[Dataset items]

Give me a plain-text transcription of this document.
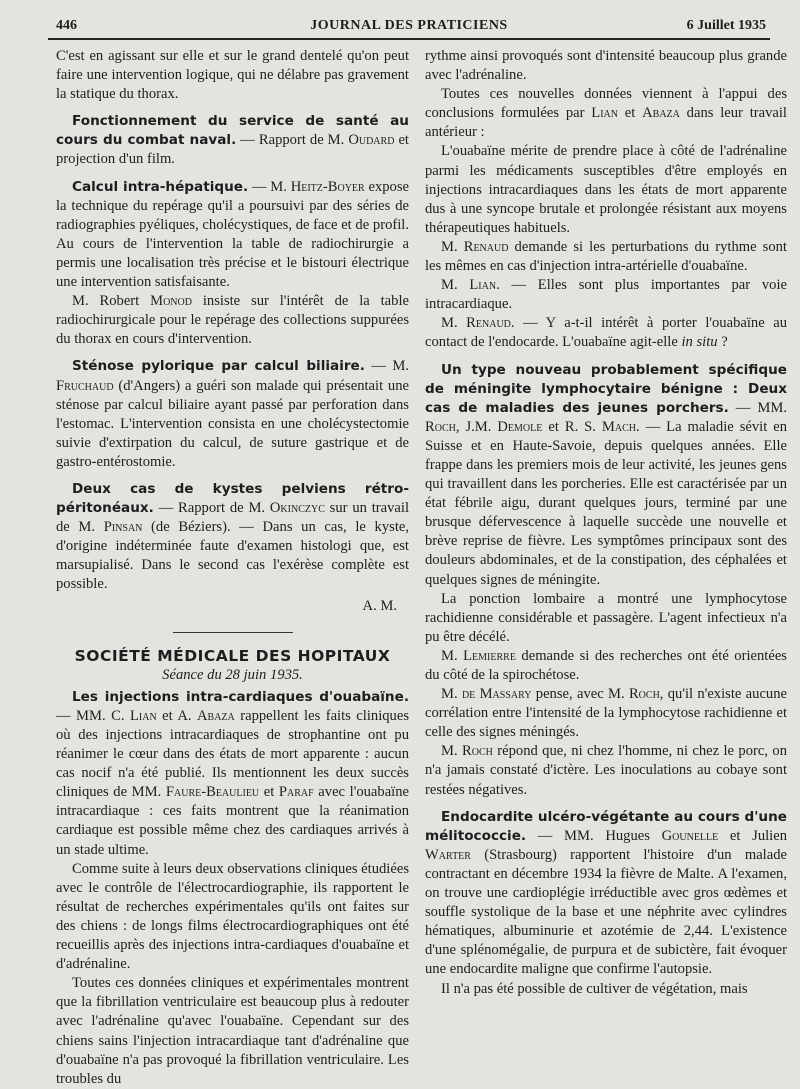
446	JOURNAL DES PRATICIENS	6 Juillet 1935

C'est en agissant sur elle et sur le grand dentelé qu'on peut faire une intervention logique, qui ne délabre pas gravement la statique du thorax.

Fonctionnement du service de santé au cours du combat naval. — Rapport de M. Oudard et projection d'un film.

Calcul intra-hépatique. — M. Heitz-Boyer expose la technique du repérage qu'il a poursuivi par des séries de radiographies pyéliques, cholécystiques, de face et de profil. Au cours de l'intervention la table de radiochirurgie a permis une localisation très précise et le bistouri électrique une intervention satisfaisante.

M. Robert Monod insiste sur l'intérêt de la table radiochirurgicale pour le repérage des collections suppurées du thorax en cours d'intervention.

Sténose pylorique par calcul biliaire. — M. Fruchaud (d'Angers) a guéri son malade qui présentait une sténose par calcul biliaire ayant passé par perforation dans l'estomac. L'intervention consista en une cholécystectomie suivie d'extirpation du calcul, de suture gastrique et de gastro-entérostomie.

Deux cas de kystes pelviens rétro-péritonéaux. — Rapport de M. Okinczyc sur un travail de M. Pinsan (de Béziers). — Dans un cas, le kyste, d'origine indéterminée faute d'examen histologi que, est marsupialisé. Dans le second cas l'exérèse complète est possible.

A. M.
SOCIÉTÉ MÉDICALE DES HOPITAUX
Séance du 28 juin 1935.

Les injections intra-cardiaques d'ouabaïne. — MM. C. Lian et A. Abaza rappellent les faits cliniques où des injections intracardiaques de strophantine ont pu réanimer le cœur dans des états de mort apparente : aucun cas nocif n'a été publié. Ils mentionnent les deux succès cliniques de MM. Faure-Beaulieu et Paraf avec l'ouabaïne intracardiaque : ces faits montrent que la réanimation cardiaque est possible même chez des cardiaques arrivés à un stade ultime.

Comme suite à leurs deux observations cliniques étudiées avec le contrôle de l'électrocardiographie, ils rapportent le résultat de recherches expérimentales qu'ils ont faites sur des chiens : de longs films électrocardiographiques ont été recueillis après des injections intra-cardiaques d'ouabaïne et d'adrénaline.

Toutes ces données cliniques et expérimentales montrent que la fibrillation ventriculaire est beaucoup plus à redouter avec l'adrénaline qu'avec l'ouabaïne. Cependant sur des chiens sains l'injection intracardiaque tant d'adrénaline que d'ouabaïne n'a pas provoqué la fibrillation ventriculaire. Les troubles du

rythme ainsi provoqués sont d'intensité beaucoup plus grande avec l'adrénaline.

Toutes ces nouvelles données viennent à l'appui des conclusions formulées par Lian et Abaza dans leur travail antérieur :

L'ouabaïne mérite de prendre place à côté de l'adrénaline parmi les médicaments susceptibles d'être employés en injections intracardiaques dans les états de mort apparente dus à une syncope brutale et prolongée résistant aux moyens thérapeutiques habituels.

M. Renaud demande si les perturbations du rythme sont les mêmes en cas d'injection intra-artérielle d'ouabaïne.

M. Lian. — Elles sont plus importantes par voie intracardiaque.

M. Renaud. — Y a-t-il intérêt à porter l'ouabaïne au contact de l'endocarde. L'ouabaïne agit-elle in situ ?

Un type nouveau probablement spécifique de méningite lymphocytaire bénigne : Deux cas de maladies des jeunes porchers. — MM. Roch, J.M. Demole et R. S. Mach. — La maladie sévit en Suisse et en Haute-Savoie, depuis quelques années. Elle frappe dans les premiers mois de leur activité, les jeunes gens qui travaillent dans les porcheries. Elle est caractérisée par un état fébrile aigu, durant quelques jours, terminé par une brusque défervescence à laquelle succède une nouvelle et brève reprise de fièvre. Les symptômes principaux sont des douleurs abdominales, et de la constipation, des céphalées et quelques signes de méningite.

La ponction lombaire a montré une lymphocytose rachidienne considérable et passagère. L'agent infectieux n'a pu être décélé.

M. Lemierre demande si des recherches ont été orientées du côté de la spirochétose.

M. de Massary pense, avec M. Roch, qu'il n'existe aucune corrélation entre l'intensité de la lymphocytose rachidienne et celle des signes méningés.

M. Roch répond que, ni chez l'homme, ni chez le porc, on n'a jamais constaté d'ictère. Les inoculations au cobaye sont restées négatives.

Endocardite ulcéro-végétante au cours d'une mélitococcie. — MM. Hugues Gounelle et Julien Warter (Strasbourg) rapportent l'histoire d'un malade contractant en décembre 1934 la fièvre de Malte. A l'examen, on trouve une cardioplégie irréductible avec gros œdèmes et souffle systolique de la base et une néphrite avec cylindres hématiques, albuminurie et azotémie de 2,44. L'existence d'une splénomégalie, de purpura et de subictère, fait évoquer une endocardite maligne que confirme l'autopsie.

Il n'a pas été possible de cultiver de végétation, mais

▶ _GIVEN REQUEST_
Pictures stay out; repeat all the rest of the records exactly.

▶ _EXERCISE RESPONSE_
Give me a plain-text transcription of this document.
446	JOURNAL DES PRATICIENS	6 Juillet 1935

C'est en agissant sur elle et sur le grand dentelé qu'on peut faire une intervention logique, qui ne délabre pas gravement la statique du thorax.

Fonctionnement du service de santé au cours du combat naval. — Rapport de M. Oudard et projection d'un film.

Calcul intra-hépatique. — M. Heitz-Boyer expose la technique du repérage qu'il a poursuivi par des séries de radiographies pyéliques, cholécystiques, de face et de profil. Au cours de l'intervention la table de radiochirurgie a permis une localisation très précise et le bistouri électrique une intervention satisfaisante.

M. Robert Monod insiste sur l'intérêt de la table radiochirurgicale pour le repérage des collections suppurées du thorax en cours d'intervention.

Sténose pylorique par calcul biliaire. — M. Fruchaud (d'Angers) a guéri son malade qui présentait une sténose par calcul biliaire ayant passé par perforation dans l'estomac. L'intervention consista en une cholécystectomie suivie d'extirpation du calcul, de suture gastrique et de gastro-entérostomie.

Deux cas de kystes pelviens rétro-péritonéaux. — Rapport de M. Okinczyc sur un travail de M. Pinsan (de Béziers). — Dans un cas, le kyste, d'origine indéterminée faute d'examen histologi que, est marsupialisé. Dans le second cas l'exérèse complète est possible.

A. M.
SOCIÉTÉ MÉDICALE DES HOPITAUX
Séance du 28 juin 1935.

Les injections intra-cardiaques d'ouabaïne. — MM. C. Lian et A. Abaza rappellent les faits cliniques où des injections intracardiaques de strophantine ont pu réanimer le cœur dans des états de mort apparente : aucun cas nocif n'a été publié. Ils mentionnent les deux succès cliniques de MM. Faure-Beaulieu et Paraf avec l'ouabaïne intracardiaque : ces faits montrent que la réanimation cardiaque est possible même chez des cardiaques arrivés à un stade ultime.

Comme suite à leurs deux observations cliniques étudiées avec le contrôle de l'électrocardiographie, ils rapportent le résultat de recherches expérimentales qu'ils ont faites sur des chiens : de longs films électrocardiographiques ont été recueillis après des injections intra-cardiaques d'ouabaïne et d'adrénaline.

Toutes ces données cliniques et expérimentales montrent que la fibrillation ventriculaire est beaucoup plus à redouter avec l'adrénaline qu'avec l'ouabaïne. Cependant sur des chiens sains l'injection intracardiaque tant d'adrénaline que d'ouabaïne n'a pas provoqué la fibrillation ventriculaire. Les troubles du

rythme ainsi provoqués sont d'intensité beaucoup plus grande avec l'adrénaline.

Toutes ces nouvelles données viennent à l'appui des conclusions formulées par Lian et Abaza dans leur travail antérieur :

L'ouabaïne mérite de prendre place à côté de l'adrénaline parmi les médicaments susceptibles d'être employés en injections intracardiaques dans les états de mort apparente dus à une syncope brutale et prolongée résistant aux moyens thérapeutiques habituels.

M. Renaud demande si les perturbations du rythme sont les mêmes en cas d'injection intra-artérielle d'ouabaïne.

M. Lian. — Elles sont plus importantes par voie intracardiaque.

M. Renaud. — Y a-t-il intérêt à porter l'ouabaïne au contact de l'endocarde. L'ouabaïne agit-elle in situ ?

Un type nouveau probablement spécifique de méningite lymphocytaire bénigne : Deux cas de maladies des jeunes porchers. — MM. Roch, J.M. Demole et R. S. Mach. — La maladie sévit en Suisse et en Haute-Savoie, depuis quelques années. Elle frappe dans les premiers mois de leur activité, les jeunes gens qui travaillent dans les porcheries. Elle est caractérisée par un état fébrile aigu, durant quelques jours, terminé par une brusque défervescence à laquelle succède une nouvelle et brève reprise de fièvre. Les symptômes principaux sont des douleurs abdominales, et de la constipation, des céphalées et quelques signes de méningite.

La ponction lombaire a montré une lymphocytose rachidienne considérable et passagère. L'agent infectieux n'a pu être décélé.

M. Lemierre demande si des recherches ont été orientées du côté de la spirochétose.

M. de Massary pense, avec M. Roch, qu'il n'existe aucune corrélation entre l'intensité de la lymphocytose rachidienne et celle des signes méningés.

M. Roch répond que, ni chez l'homme, ni chez le porc, on n'a jamais constaté d'ictère. Les inoculations au cobaye sont restées négatives.

Endocardite ulcéro-végétante au cours d'une mélitococcie. — MM. Hugues Gounelle et Julien Warter (Strasbourg) rapportent l'histoire d'un malade contractant en décembre 1934 la fièvre de Malte. A l'examen, on trouve une cardioplégie irréductible avec gros œdèmes et souffle systolique de la base et une néphrite avec cylindres hématiques, albuminurie et azotémie de 2,44. L'existence d'une splénomégalie, de purpura et de subictère, fait évoquer une endocardite maligne que confirme l'autopsie.

Il n'a pas été possible de cultiver de végétation, mais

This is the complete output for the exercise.